Directions for this task:
Copy each line of the listing below exactly.
-- START OF Data listing --
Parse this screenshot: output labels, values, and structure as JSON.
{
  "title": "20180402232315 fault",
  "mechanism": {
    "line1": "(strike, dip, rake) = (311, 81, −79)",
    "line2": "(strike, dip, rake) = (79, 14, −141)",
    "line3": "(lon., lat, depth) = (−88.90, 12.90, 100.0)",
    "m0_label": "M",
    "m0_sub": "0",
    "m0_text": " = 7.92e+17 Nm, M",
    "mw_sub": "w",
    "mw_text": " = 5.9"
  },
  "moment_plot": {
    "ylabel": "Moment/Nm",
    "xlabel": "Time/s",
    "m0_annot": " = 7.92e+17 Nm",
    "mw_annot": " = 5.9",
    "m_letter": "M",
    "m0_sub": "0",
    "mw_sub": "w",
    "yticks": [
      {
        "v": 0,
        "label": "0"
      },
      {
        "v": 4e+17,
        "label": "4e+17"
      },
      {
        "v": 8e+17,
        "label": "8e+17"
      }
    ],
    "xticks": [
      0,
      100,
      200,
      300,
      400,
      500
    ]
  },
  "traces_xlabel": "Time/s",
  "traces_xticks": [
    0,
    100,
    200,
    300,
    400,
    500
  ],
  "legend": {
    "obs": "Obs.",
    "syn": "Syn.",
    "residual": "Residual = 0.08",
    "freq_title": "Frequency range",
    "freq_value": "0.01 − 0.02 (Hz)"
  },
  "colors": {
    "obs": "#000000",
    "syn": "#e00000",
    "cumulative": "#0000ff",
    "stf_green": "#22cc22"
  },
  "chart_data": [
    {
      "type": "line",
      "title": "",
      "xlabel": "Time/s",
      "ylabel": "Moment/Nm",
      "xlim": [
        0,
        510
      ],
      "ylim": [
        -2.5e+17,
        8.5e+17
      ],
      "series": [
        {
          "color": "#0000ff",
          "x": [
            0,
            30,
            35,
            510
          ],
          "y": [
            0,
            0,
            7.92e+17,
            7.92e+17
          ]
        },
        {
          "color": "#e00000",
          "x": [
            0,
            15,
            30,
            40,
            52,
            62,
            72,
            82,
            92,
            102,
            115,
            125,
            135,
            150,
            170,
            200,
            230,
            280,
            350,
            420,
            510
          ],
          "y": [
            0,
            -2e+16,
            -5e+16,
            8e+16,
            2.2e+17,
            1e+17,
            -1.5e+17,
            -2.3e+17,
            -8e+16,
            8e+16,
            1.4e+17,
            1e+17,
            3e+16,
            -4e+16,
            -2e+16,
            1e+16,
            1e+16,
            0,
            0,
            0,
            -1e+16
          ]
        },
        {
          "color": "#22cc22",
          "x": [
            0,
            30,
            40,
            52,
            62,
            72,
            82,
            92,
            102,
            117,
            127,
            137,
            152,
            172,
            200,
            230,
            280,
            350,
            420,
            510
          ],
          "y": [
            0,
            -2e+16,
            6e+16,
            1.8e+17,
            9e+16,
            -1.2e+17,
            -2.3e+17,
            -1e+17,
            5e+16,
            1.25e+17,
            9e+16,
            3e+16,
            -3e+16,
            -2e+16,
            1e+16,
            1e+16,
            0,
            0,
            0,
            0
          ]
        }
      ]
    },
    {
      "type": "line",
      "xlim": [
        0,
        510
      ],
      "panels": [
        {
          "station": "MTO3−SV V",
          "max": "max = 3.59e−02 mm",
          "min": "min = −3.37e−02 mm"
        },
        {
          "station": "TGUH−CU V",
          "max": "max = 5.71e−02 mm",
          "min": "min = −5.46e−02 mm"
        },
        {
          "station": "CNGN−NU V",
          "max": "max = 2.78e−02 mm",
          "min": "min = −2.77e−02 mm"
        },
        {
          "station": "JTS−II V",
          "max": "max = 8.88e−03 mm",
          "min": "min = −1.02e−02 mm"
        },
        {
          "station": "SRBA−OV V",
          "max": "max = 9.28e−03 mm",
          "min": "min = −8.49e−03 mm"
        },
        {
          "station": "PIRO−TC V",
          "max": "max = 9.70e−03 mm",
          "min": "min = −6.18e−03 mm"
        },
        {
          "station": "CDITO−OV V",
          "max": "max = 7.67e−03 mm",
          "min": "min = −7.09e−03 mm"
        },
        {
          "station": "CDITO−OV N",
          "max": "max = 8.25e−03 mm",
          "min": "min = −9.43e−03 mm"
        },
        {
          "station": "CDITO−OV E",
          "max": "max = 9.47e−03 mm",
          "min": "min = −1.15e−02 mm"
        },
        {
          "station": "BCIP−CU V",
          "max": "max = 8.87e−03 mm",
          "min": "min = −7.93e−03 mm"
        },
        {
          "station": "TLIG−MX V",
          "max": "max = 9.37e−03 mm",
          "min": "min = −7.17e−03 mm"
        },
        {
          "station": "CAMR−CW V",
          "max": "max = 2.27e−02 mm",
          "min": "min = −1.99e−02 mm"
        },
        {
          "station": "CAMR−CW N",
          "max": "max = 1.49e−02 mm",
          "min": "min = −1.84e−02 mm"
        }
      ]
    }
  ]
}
-- END OF Data listing --
Response:
Parse this screenshot: output labels, values, and structure as JSON.
{
  "title": "20180402232315 fault",
  "mechanism": {
    "line1": "(strike, dip, rake) = (311, 81, −79)",
    "line2": "(strike, dip, rake) = (79, 14, −141)",
    "line3": "(lon., lat, depth) = (−88.90, 12.90, 100.0)",
    "m0_label": "M",
    "m0_sub": "0",
    "m0_text": " = 7.92e+17 Nm, M",
    "mw_sub": "w",
    "mw_text": " = 5.9"
  },
  "moment_plot": {
    "ylabel": "Moment/Nm",
    "xlabel": "Time/s",
    "m0_annot": " = 7.92e+17 Nm",
    "mw_annot": " = 5.9",
    "m_letter": "M",
    "m0_sub": "0",
    "mw_sub": "w",
    "yticks": [
      {
        "v": 0,
        "label": "0"
      },
      {
        "v": 4e+17,
        "label": "4e+17"
      },
      {
        "v": 8e+17,
        "label": "8e+17"
      }
    ],
    "xticks": [
      0,
      100,
      200,
      300,
      400,
      500
    ]
  },
  "traces_xlabel": "Time/s",
  "traces_xticks": [
    0,
    100,
    200,
    300,
    400,
    500
  ],
  "legend": {
    "obs": "Obs.",
    "syn": "Syn.",
    "residual": "Residual = 0.08",
    "freq_title": "Frequency range",
    "freq_value": "0.01 − 0.02 (Hz)"
  },
  "colors": {
    "obs": "#000000",
    "syn": "#e00000",
    "cumulative": "#0000ff",
    "stf_green": "#22cc22"
  },
  "chart_data": [
    {
      "type": "line",
      "title": "",
      "xlabel": "Time/s",
      "ylabel": "Moment/Nm",
      "xlim": [
        0,
        510
      ],
      "ylim": [
        -2.5e+17,
        8.5e+17
      ],
      "series": [
        {
          "color": "#0000ff",
          "x": [
            0,
            30,
            35,
            510
          ],
          "y": [
            0,
            0,
            7.92e+17,
            7.92e+17
          ]
        },
        {
          "color": "#e00000",
          "x": [
            0,
            15,
            30,
            40,
            52,
            62,
            72,
            82,
            92,
            102,
            115,
            125,
            135,
            150,
            170,
            200,
            230,
            280,
            350,
            420,
            510
          ],
          "y": [
            0,
            -2e+16,
            -5e+16,
            8e+16,
            2.2e+17,
            1e+17,
            -1.5e+17,
            -2.3e+17,
            -8e+16,
            8e+16,
            1.4e+17,
            1e+17,
            3e+16,
            -4e+16,
            -2e+16,
            1e+16,
            1e+16,
            0,
            0,
            0,
            -1e+16
          ]
        },
        {
          "color": "#22cc22",
          "x": [
            0,
            30,
            40,
            52,
            62,
            72,
            82,
            92,
            102,
            117,
            127,
            137,
            152,
            172,
            200,
            230,
            280,
            350,
            420,
            510
          ],
          "y": [
            0,
            -2e+16,
            6e+16,
            1.8e+17,
            9e+16,
            -1.2e+17,
            -2.3e+17,
            -1e+17,
            5e+16,
            1.25e+17,
            9e+16,
            3e+16,
            -3e+16,
            -2e+16,
            1e+16,
            1e+16,
            0,
            0,
            0,
            0
          ]
        }
      ]
    },
    {
      "type": "line",
      "xlim": [
        0,
        510
      ],
      "panels": [
        {
          "station": "MTO3−SV V",
          "max": "max = 3.59e−02 mm",
          "min": "min = −3.37e−02 mm"
        },
        {
          "station": "TGUH−CU V",
          "max": "max = 5.71e−02 mm",
          "min": "min = −5.46e−02 mm"
        },
        {
          "station": "CNGN−NU V",
          "max": "max = 2.78e−02 mm",
          "min": "min = −2.77e−02 mm"
        },
        {
          "station": "JTS−II V",
          "max": "max = 8.88e−03 mm",
          "min": "min = −1.02e−02 mm"
        },
        {
          "station": "SRBA−OV V",
          "max": "max = 9.28e−03 mm",
          "min": "min = −8.49e−03 mm"
        },
        {
          "station": "PIRO−TC V",
          "max": "max = 9.70e−03 mm",
          "min": "min = −6.18e−03 mm"
        },
        {
          "station": "CDITO−OV V",
          "max": "max = 7.67e−03 mm",
          "min": "min = −7.09e−03 mm"
        },
        {
          "station": "CDITO−OV N",
          "max": "max = 8.25e−03 mm",
          "min": "min = −9.43e−03 mm"
        },
        {
          "station": "CDITO−OV E",
          "max": "max = 9.47e−03 mm",
          "min": "min = −1.15e−02 mm"
        },
        {
          "station": "BCIP−CU V",
          "max": "max = 8.87e−03 mm",
          "min": "min = −7.93e−03 mm"
        },
        {
          "station": "TLIG−MX V",
          "max": "max = 9.37e−03 mm",
          "min": "min = −7.17e−03 mm"
        },
        {
          "station": "CAMR−CW V",
          "max": "max = 2.27e−02 mm",
          "min": "min = −1.99e−02 mm"
        },
        {
          "station": "CAMR−CW N",
          "max": "max = 1.49e−02 mm",
          "min": "min = −1.84e−02 mm"
        }
      ]
    }
  ]
}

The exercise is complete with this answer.